- REQUIREMENTS
Check each line of the records for "JSON"; collect those that have it.

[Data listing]
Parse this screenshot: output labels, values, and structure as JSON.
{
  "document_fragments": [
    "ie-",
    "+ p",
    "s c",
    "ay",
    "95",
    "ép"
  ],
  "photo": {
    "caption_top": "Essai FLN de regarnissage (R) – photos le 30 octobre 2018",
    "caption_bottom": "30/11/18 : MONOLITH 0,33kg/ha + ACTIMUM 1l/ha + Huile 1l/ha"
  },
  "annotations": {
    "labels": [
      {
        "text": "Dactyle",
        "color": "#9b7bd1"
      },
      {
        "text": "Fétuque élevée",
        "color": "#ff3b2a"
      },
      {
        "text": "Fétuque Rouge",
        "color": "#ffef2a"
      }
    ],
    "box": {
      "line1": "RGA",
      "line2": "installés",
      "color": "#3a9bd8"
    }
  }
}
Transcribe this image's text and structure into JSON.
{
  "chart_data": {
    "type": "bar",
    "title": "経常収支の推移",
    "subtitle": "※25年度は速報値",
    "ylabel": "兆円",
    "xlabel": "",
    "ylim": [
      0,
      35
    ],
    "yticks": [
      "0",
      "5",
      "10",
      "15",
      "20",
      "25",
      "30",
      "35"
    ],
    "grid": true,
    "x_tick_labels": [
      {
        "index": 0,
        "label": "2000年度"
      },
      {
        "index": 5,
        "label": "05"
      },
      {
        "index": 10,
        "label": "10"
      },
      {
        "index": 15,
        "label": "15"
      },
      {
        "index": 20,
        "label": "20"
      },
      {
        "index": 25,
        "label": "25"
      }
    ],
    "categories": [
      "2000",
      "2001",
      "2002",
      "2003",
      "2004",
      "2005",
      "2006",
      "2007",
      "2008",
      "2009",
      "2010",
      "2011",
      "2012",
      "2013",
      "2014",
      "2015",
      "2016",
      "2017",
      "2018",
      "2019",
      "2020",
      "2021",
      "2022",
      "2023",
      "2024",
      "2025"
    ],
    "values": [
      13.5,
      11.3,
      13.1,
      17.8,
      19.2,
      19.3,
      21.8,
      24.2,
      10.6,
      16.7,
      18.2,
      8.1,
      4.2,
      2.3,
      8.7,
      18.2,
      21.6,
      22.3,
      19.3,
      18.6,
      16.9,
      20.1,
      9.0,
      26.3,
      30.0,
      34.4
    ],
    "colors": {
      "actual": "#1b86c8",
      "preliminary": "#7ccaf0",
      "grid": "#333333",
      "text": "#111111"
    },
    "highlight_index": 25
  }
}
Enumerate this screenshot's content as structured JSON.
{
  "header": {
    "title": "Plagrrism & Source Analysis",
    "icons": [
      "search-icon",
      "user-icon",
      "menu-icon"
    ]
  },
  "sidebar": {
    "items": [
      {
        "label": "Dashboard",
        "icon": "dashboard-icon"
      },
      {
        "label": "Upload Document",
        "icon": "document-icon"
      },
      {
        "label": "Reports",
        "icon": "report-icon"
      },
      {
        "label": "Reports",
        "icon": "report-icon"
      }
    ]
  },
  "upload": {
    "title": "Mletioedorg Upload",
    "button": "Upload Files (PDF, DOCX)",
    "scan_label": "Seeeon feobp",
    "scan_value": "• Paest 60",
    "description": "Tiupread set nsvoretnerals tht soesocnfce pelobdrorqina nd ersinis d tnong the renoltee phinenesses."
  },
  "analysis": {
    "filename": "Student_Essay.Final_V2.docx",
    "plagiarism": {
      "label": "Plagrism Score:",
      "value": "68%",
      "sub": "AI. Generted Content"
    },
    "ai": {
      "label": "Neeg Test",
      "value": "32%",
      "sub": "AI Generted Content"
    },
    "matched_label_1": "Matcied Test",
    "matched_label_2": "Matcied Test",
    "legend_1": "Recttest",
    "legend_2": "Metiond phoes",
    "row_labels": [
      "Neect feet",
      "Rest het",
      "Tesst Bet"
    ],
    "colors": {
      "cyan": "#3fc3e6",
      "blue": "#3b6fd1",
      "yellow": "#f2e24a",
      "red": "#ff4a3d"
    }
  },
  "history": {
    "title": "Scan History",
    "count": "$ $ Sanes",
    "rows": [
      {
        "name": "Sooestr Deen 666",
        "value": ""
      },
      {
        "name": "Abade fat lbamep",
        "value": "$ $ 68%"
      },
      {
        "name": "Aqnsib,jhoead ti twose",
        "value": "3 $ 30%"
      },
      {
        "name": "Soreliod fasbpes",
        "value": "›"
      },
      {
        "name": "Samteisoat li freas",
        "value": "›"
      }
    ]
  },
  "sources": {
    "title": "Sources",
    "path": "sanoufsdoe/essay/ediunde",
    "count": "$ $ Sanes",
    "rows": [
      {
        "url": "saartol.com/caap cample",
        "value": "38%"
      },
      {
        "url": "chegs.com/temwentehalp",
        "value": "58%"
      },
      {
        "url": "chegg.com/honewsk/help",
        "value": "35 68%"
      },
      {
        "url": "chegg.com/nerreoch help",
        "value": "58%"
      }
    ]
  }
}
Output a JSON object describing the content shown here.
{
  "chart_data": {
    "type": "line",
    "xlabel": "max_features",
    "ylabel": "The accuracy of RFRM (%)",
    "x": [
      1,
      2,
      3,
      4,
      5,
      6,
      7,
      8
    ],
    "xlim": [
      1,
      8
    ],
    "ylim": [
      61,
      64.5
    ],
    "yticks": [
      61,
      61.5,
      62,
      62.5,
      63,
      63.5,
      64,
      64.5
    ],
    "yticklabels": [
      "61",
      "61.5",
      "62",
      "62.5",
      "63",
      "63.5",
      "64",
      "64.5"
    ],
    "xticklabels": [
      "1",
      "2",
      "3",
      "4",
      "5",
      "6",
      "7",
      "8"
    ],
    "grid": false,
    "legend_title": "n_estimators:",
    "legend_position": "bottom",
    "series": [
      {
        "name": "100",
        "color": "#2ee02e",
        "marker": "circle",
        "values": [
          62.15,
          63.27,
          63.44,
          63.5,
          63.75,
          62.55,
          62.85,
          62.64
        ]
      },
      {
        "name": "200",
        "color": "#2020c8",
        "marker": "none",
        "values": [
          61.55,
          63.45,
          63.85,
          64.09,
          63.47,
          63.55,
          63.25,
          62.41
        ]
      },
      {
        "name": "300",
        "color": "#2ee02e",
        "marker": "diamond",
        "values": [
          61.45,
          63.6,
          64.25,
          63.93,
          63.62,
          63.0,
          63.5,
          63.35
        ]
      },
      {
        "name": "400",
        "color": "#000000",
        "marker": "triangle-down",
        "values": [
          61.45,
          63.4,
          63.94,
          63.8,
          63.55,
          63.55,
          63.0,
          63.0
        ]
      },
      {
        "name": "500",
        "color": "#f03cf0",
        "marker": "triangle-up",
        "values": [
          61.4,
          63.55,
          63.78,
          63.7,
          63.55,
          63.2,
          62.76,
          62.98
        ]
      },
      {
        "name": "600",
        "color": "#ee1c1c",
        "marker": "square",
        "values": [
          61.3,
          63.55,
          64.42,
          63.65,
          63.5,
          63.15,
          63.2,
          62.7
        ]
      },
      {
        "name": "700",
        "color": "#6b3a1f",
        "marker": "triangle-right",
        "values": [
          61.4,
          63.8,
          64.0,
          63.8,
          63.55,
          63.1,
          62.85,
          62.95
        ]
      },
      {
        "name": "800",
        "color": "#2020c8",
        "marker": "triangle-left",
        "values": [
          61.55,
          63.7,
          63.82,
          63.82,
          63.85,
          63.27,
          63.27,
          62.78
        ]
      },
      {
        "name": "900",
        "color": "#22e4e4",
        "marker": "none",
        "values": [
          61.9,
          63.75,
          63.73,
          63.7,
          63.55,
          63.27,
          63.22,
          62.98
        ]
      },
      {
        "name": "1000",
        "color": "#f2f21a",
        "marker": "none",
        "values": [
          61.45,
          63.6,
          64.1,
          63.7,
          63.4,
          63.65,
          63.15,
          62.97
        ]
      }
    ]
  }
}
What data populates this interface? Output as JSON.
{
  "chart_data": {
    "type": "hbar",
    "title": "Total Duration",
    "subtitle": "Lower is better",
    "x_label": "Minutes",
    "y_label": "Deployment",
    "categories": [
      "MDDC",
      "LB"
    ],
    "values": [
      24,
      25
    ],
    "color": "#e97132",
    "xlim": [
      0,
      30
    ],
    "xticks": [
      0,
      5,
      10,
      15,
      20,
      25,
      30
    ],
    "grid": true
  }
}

- TASK SOLUTION
Parse this screenshot: output labels, values, and structure as JSON.
Transcribe this image's text and structure into JSON.
Enumerate this screenshot's content as structured JSON.
Output a JSON object describing the content shown here.
What data populates this interface? Output as JSON.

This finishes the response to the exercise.